**Exercise aim**
Give the data again exactly as written, skipping any pictures.

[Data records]
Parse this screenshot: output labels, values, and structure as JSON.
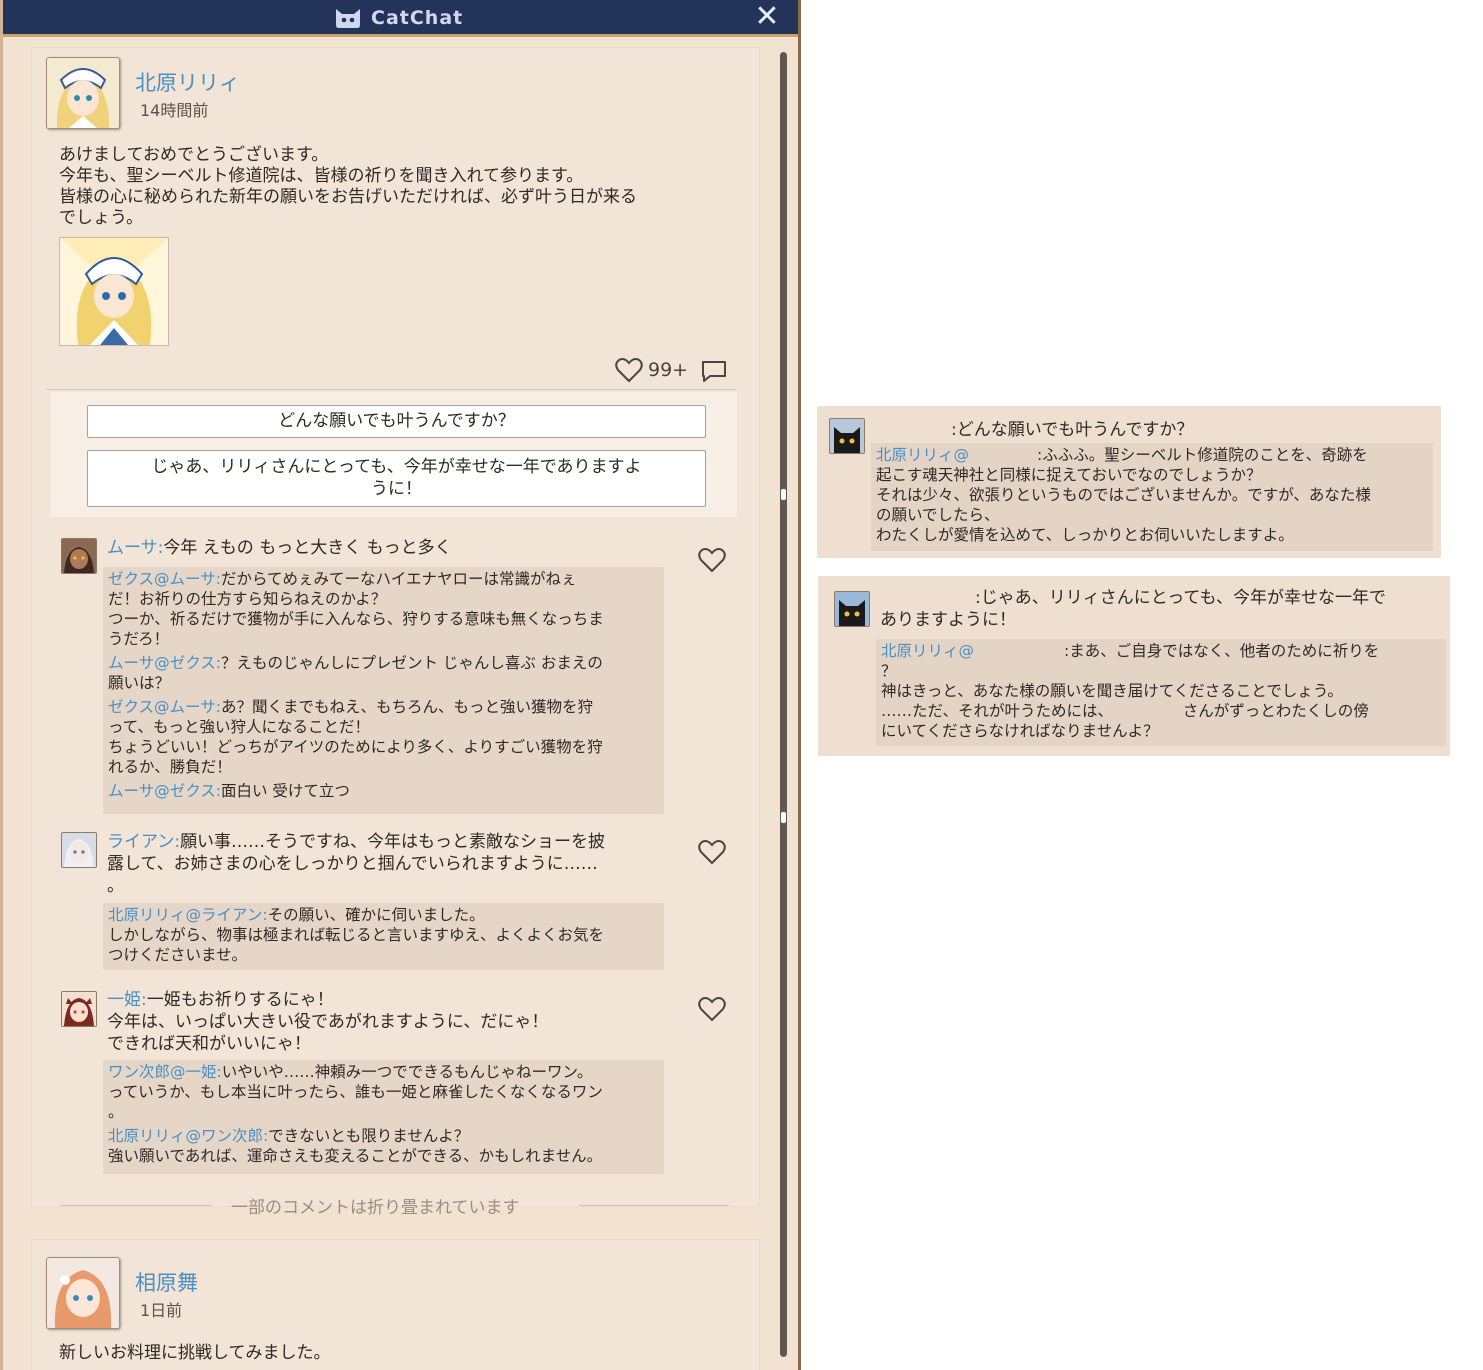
{
  "app": {
    "title": "CatChat"
  },
  "posts": [
    {
      "author": "北原リリィ",
      "time": "14時間前",
      "text_lines": [
        "あけましておめでとうございます。",
        "今年も、聖シーベルト修道院は、皆様の祈りを聞き入れて参ります。",
        "皆様の心に秘められた新年の願いをお告げいただければ、必ず叶う日が来る",
        "でしょう。"
      ],
      "likes": "99+",
      "replies": [
        "どんな願いでも叶うんですか？"
      ],
      "reply2_lines": [
        "じゃあ、リリィさんにとっても、今年が幸せな一年でありますよ",
        "うに！"
      ],
      "comments": [
        {
          "name": "ムーサ",
          "text": "今年 えもの もっと大きく もっと多く",
          "subs": [
            {
              "from": "ゼクス",
              "to": "ムーサ",
              "lines": [
                "だからてめぇみてーなハイエナヤローは常識がねぇ",
                "だ！お祈りの仕方すら知らねえのかよ？",
                "つーか、祈るだけで獲物が手に入んなら、狩りする意味も無くなっちま",
                "うだろ！"
              ]
            },
            {
              "from": "ムーサ",
              "to": "ゼクス",
              "lines": [
                "？えものじゃんしにプレゼント じゃんし喜ぶ おまえの",
                "願いは？"
              ]
            },
            {
              "from": "ゼクス",
              "to": "ムーサ",
              "lines": [
                "あ？聞くまでもねえ、もちろん、もっと強い獲物を狩",
                "って、もっと強い狩人になることだ！",
                "ちょうどいい！どっちがアイツのためにより多く、よりすごい獲物を狩",
                "れるか、勝負だ！"
              ]
            },
            {
              "from": "ムーサ",
              "to": "ゼクス",
              "lines": [
                "面白い 受けて立つ"
              ]
            }
          ]
        },
        {
          "name": "ライアン",
          "lines": [
            "願い事……そうですね、今年はもっと素敵なショーを披",
            "露して、お姉さまの心をしっかりと掴んでいられますように……",
            "。"
          ],
          "subs": [
            {
              "from": "北原リリィ",
              "to": "ライアン",
              "lines": [
                "その願い、確かに伺いました。",
                "しかしながら、物事は極まれば転じると言いますゆえ、よくよくお気を",
                "つけくださいませ。"
              ]
            }
          ]
        },
        {
          "name": "一姫",
          "lines": [
            "一姫もお祈りするにゃ！",
            "今年は、いっぱい大きい役であがれますように、だにゃ！",
            "できれば天和がいいにゃ！"
          ],
          "subs": [
            {
              "from": "ワン次郎",
              "to": "一姫",
              "lines": [
                "いやいや……神頼み一つでできるもんじゃねーワン。",
                "っていうか、もし本当に叶ったら、誰も一姫と麻雀したくなくなるワン",
                "。"
              ]
            },
            {
              "from": "北原リリィ",
              "to": "ワン次郎",
              "lines": [
                "できないとも限りませんよ？",
                "強い願いであれば、運命さえも変えることができる、かもしれません。"
              ]
            }
          ]
        }
      ],
      "collapsed_note": "一部のコメントは折り畳まれています"
    },
    {
      "author": "相原舞",
      "time": "1日前",
      "text_lines": [
        "新しいお料理に挑戦してみました。"
      ]
    }
  ],
  "side_panels": [
    {
      "message": ":どんな願いでも叶うんですか？",
      "reply_from": "北原リリィ@",
      "reply_lines": [
        ":ふふふ。聖シーベルト修道院のことを、奇跡を",
        "起こす魂天神社と同様に捉えておいでなのでしょうか？",
        "それは少々、欲張りというものではございませんか。ですが、あなた様",
        "の願いでしたら、",
        "わたくしが愛情を込めて、しっかりとお伺いいたしますよ。"
      ]
    },
    {
      "message_lines": [
        ":じゃあ、リリィさんにとっても、今年が幸せな一年で",
        "ありますように！"
      ],
      "reply_from": "北原リリィ@",
      "reply_lines": [
        ":まあ、ご自身ではなく、他者のために祈りを",
        "？",
        "神はきっと、あなた様の願いを聞き届けてくださることでしょう。",
        "……ただ、それが叶うためには、　　　　　さんがずっとわたくしの傍",
        "にいてくださらなければなりませんよ？"
      ]
    }
  ],
  "colors": {
    "name_blue": "#4a8fc4",
    "titlebar": "#23335a",
    "panel_bg": "#f2e2d2"
  }
}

**Answer to the task**
Parse this screenshot: output labels, values, and structure as JSON.
{
  "app": {
    "title": "CatChat"
  },
  "posts": [
    {
      "author": "北原リリィ",
      "time": "14時間前",
      "text_lines": [
        "あけましておめでとうございます。",
        "今年も、聖シーベルト修道院は、皆様の祈りを聞き入れて参ります。",
        "皆様の心に秘められた新年の願いをお告げいただければ、必ず叶う日が来る",
        "でしょう。"
      ],
      "likes": "99+",
      "replies": [
        "どんな願いでも叶うんですか？"
      ],
      "reply2_lines": [
        "じゃあ、リリィさんにとっても、今年が幸せな一年でありますよ",
        "うに！"
      ],
      "comments": [
        {
          "name": "ムーサ",
          "text": "今年 えもの もっと大きく もっと多く",
          "subs": [
            {
              "from": "ゼクス",
              "to": "ムーサ",
              "lines": [
                "だからてめぇみてーなハイエナヤローは常識がねぇ",
                "だ！お祈りの仕方すら知らねえのかよ？",
                "つーか、祈るだけで獲物が手に入んなら、狩りする意味も無くなっちま",
                "うだろ！"
              ]
            },
            {
              "from": "ムーサ",
              "to": "ゼクス",
              "lines": [
                "？えものじゃんしにプレゼント じゃんし喜ぶ おまえの",
                "願いは？"
              ]
            },
            {
              "from": "ゼクス",
              "to": "ムーサ",
              "lines": [
                "あ？聞くまでもねえ、もちろん、もっと強い獲物を狩",
                "って、もっと強い狩人になることだ！",
                "ちょうどいい！どっちがアイツのためにより多く、よりすごい獲物を狩",
                "れるか、勝負だ！"
              ]
            },
            {
              "from": "ムーサ",
              "to": "ゼクス",
              "lines": [
                "面白い 受けて立つ"
              ]
            }
          ]
        },
        {
          "name": "ライアン",
          "lines": [
            "願い事……そうですね、今年はもっと素敵なショーを披",
            "露して、お姉さまの心をしっかりと掴んでいられますように……",
            "。"
          ],
          "subs": [
            {
              "from": "北原リリィ",
              "to": "ライアン",
              "lines": [
                "その願い、確かに伺いました。",
                "しかしながら、物事は極まれば転じると言いますゆえ、よくよくお気を",
                "つけくださいませ。"
              ]
            }
          ]
        },
        {
          "name": "一姫",
          "lines": [
            "一姫もお祈りするにゃ！",
            "今年は、いっぱい大きい役であがれますように、だにゃ！",
            "できれば天和がいいにゃ！"
          ],
          "subs": [
            {
              "from": "ワン次郎",
              "to": "一姫",
              "lines": [
                "いやいや……神頼み一つでできるもんじゃねーワン。",
                "っていうか、もし本当に叶ったら、誰も一姫と麻雀したくなくなるワン",
                "。"
              ]
            },
            {
              "from": "北原リリィ",
              "to": "ワン次郎",
              "lines": [
                "できないとも限りませんよ？",
                "強い願いであれば、運命さえも変えることができる、かもしれません。"
              ]
            }
          ]
        }
      ],
      "collapsed_note": "一部のコメントは折り畳まれています"
    },
    {
      "author": "相原舞",
      "time": "1日前",
      "text_lines": [
        "新しいお料理に挑戦してみました。"
      ]
    }
  ],
  "side_panels": [
    {
      "message": ":どんな願いでも叶うんですか？",
      "reply_from": "北原リリィ@",
      "reply_lines": [
        ":ふふふ。聖シーベルト修道院のことを、奇跡を",
        "起こす魂天神社と同様に捉えておいでなのでしょうか？",
        "それは少々、欲張りというものではございませんか。ですが、あなた様",
        "の願いでしたら、",
        "わたくしが愛情を込めて、しっかりとお伺いいたしますよ。"
      ]
    },
    {
      "message_lines": [
        ":じゃあ、リリィさんにとっても、今年が幸せな一年で",
        "ありますように！"
      ],
      "reply_from": "北原リリィ@",
      "reply_lines": [
        ":まあ、ご自身ではなく、他者のために祈りを",
        "？",
        "神はきっと、あなた様の願いを聞き届けてくださることでしょう。",
        "……ただ、それが叶うためには、　　　　　さんがずっとわたくしの傍",
        "にいてくださらなければなりませんよ？"
      ]
    }
  ],
  "colors": {
    "name_blue": "#4a8fc4",
    "titlebar": "#23335a",
    "panel_bg": "#f2e2d2"
  }
}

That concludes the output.